GOAL
Quote, without change, all of the lines that follow.

Data items:
..............................

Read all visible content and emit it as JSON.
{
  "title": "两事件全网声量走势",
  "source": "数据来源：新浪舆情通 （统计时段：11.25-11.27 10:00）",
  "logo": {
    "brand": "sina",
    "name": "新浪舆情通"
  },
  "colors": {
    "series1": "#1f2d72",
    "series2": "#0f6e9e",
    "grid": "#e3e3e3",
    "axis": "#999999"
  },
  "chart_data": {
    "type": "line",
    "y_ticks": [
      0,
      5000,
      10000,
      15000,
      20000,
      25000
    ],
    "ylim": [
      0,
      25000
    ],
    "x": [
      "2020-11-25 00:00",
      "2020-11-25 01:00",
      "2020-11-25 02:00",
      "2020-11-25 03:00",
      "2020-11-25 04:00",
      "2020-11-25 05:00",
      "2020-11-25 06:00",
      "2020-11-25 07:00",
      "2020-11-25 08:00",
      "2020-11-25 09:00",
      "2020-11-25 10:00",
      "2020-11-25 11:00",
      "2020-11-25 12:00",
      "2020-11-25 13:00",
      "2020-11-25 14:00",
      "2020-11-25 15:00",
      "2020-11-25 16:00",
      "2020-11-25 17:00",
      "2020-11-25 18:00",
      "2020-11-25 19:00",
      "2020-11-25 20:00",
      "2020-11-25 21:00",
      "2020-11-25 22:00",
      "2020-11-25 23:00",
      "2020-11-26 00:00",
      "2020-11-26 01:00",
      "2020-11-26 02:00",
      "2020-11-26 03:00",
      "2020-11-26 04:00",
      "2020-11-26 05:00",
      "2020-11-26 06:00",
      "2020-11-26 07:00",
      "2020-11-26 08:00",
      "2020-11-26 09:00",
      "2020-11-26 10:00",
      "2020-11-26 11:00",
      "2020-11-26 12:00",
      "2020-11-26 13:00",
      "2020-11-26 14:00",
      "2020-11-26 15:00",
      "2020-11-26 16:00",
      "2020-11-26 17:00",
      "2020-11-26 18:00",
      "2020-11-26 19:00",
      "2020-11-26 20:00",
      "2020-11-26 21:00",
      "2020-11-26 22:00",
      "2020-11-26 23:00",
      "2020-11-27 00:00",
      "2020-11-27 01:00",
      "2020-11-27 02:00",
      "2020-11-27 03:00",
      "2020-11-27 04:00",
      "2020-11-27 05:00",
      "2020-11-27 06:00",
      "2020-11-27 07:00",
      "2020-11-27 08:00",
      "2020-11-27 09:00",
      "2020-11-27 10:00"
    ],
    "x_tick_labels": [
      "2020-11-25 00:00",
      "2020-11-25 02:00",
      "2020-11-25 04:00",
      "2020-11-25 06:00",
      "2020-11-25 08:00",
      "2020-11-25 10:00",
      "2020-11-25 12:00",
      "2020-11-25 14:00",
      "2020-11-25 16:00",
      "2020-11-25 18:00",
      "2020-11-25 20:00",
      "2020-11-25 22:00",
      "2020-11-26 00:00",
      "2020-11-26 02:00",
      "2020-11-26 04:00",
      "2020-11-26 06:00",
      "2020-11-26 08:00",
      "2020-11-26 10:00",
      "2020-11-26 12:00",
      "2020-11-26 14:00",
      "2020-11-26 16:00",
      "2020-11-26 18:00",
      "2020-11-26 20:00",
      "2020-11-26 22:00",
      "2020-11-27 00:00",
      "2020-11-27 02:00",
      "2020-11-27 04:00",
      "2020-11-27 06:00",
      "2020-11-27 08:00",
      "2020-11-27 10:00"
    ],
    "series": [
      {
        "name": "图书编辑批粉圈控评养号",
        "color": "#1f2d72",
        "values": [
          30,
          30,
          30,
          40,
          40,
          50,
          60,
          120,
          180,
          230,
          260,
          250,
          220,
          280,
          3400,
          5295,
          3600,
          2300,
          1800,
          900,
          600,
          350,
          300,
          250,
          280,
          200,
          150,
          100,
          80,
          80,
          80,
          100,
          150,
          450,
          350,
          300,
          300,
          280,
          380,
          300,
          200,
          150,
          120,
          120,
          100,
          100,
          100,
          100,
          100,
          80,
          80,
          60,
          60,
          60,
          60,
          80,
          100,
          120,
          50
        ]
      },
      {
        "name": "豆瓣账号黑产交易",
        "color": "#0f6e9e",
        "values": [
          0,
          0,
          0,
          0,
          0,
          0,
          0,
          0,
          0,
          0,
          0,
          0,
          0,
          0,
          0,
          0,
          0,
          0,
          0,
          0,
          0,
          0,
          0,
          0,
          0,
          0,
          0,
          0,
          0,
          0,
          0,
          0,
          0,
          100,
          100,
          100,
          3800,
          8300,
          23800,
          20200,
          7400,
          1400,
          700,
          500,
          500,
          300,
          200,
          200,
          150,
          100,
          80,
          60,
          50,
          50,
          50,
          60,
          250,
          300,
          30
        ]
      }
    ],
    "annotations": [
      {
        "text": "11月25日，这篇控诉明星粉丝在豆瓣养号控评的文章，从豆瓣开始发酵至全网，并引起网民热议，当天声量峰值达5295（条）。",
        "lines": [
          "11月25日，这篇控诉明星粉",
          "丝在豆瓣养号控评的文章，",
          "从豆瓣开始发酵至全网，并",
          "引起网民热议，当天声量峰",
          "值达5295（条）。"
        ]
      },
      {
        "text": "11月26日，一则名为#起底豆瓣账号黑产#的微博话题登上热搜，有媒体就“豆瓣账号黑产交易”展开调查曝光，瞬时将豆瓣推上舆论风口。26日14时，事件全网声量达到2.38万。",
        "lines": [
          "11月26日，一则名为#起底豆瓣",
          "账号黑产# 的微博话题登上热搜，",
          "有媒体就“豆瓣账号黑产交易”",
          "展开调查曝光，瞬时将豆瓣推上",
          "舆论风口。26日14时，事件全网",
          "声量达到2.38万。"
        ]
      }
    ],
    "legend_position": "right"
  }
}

..............................

RESPONSE
Read all visible content and emit it as JSON.
{
  "title": "两事件全网声量走势",
  "source": "数据来源：新浪舆情通 （统计时段：11.25-11.27 10:00）",
  "logo": {
    "brand": "sina",
    "name": "新浪舆情通"
  },
  "colors": {
    "series1": "#1f2d72",
    "series2": "#0f6e9e",
    "grid": "#e3e3e3",
    "axis": "#999999"
  },
  "chart_data": {
    "type": "line",
    "y_ticks": [
      0,
      5000,
      10000,
      15000,
      20000,
      25000
    ],
    "ylim": [
      0,
      25000
    ],
    "x": [
      "2020-11-25 00:00",
      "2020-11-25 01:00",
      "2020-11-25 02:00",
      "2020-11-25 03:00",
      "2020-11-25 04:00",
      "2020-11-25 05:00",
      "2020-11-25 06:00",
      "2020-11-25 07:00",
      "2020-11-25 08:00",
      "2020-11-25 09:00",
      "2020-11-25 10:00",
      "2020-11-25 11:00",
      "2020-11-25 12:00",
      "2020-11-25 13:00",
      "2020-11-25 14:00",
      "2020-11-25 15:00",
      "2020-11-25 16:00",
      "2020-11-25 17:00",
      "2020-11-25 18:00",
      "2020-11-25 19:00",
      "2020-11-25 20:00",
      "2020-11-25 21:00",
      "2020-11-25 22:00",
      "2020-11-25 23:00",
      "2020-11-26 00:00",
      "2020-11-26 01:00",
      "2020-11-26 02:00",
      "2020-11-26 03:00",
      "2020-11-26 04:00",
      "2020-11-26 05:00",
      "2020-11-26 06:00",
      "2020-11-26 07:00",
      "2020-11-26 08:00",
      "2020-11-26 09:00",
      "2020-11-26 10:00",
      "2020-11-26 11:00",
      "2020-11-26 12:00",
      "2020-11-26 13:00",
      "2020-11-26 14:00",
      "2020-11-26 15:00",
      "2020-11-26 16:00",
      "2020-11-26 17:00",
      "2020-11-26 18:00",
      "2020-11-26 19:00",
      "2020-11-26 20:00",
      "2020-11-26 21:00",
      "2020-11-26 22:00",
      "2020-11-26 23:00",
      "2020-11-27 00:00",
      "2020-11-27 01:00",
      "2020-11-27 02:00",
      "2020-11-27 03:00",
      "2020-11-27 04:00",
      "2020-11-27 05:00",
      "2020-11-27 06:00",
      "2020-11-27 07:00",
      "2020-11-27 08:00",
      "2020-11-27 09:00",
      "2020-11-27 10:00"
    ],
    "x_tick_labels": [
      "2020-11-25 00:00",
      "2020-11-25 02:00",
      "2020-11-25 04:00",
      "2020-11-25 06:00",
      "2020-11-25 08:00",
      "2020-11-25 10:00",
      "2020-11-25 12:00",
      "2020-11-25 14:00",
      "2020-11-25 16:00",
      "2020-11-25 18:00",
      "2020-11-25 20:00",
      "2020-11-25 22:00",
      "2020-11-26 00:00",
      "2020-11-26 02:00",
      "2020-11-26 04:00",
      "2020-11-26 06:00",
      "2020-11-26 08:00",
      "2020-11-26 10:00",
      "2020-11-26 12:00",
      "2020-11-26 14:00",
      "2020-11-26 16:00",
      "2020-11-26 18:00",
      "2020-11-26 20:00",
      "2020-11-26 22:00",
      "2020-11-27 00:00",
      "2020-11-27 02:00",
      "2020-11-27 04:00",
      "2020-11-27 06:00",
      "2020-11-27 08:00",
      "2020-11-27 10:00"
    ],
    "series": [
      {
        "name": "图书编辑批粉圈控评养号",
        "color": "#1f2d72",
        "values": [
          30,
          30,
          30,
          40,
          40,
          50,
          60,
          120,
          180,
          230,
          260,
          250,
          220,
          280,
          3400,
          5295,
          3600,
          2300,
          1800,
          900,
          600,
          350,
          300,
          250,
          280,
          200,
          150,
          100,
          80,
          80,
          80,
          100,
          150,
          450,
          350,
          300,
          300,
          280,
          380,
          300,
          200,
          150,
          120,
          120,
          100,
          100,
          100,
          100,
          100,
          80,
          80,
          60,
          60,
          60,
          60,
          80,
          100,
          120,
          50
        ]
      },
      {
        "name": "豆瓣账号黑产交易",
        "color": "#0f6e9e",
        "values": [
          0,
          0,
          0,
          0,
          0,
          0,
          0,
          0,
          0,
          0,
          0,
          0,
          0,
          0,
          0,
          0,
          0,
          0,
          0,
          0,
          0,
          0,
          0,
          0,
          0,
          0,
          0,
          0,
          0,
          0,
          0,
          0,
          0,
          100,
          100,
          100,
          3800,
          8300,
          23800,
          20200,
          7400,
          1400,
          700,
          500,
          500,
          300,
          200,
          200,
          150,
          100,
          80,
          60,
          50,
          50,
          50,
          60,
          250,
          300,
          30
        ]
      }
    ],
    "annotations": [
      {
        "text": "11月25日，这篇控诉明星粉丝在豆瓣养号控评的文章，从豆瓣开始发酵至全网，并引起网民热议，当天声量峰值达5295（条）。",
        "lines": [
          "11月25日，这篇控诉明星粉",
          "丝在豆瓣养号控评的文章，",
          "从豆瓣开始发酵至全网，并",
          "引起网民热议，当天声量峰",
          "值达5295（条）。"
        ]
      },
      {
        "text": "11月26日，一则名为#起底豆瓣账号黑产#的微博话题登上热搜，有媒体就“豆瓣账号黑产交易”展开调查曝光，瞬时将豆瓣推上舆论风口。26日14时，事件全网声量达到2.38万。",
        "lines": [
          "11月26日，一则名为#起底豆瓣",
          "账号黑产# 的微博话题登上热搜，",
          "有媒体就“豆瓣账号黑产交易”",
          "展开调查曝光，瞬时将豆瓣推上",
          "舆论风口。26日14时，事件全网",
          "声量达到2.38万。"
        ]
      }
    ],
    "legend_position": "right"
  }
}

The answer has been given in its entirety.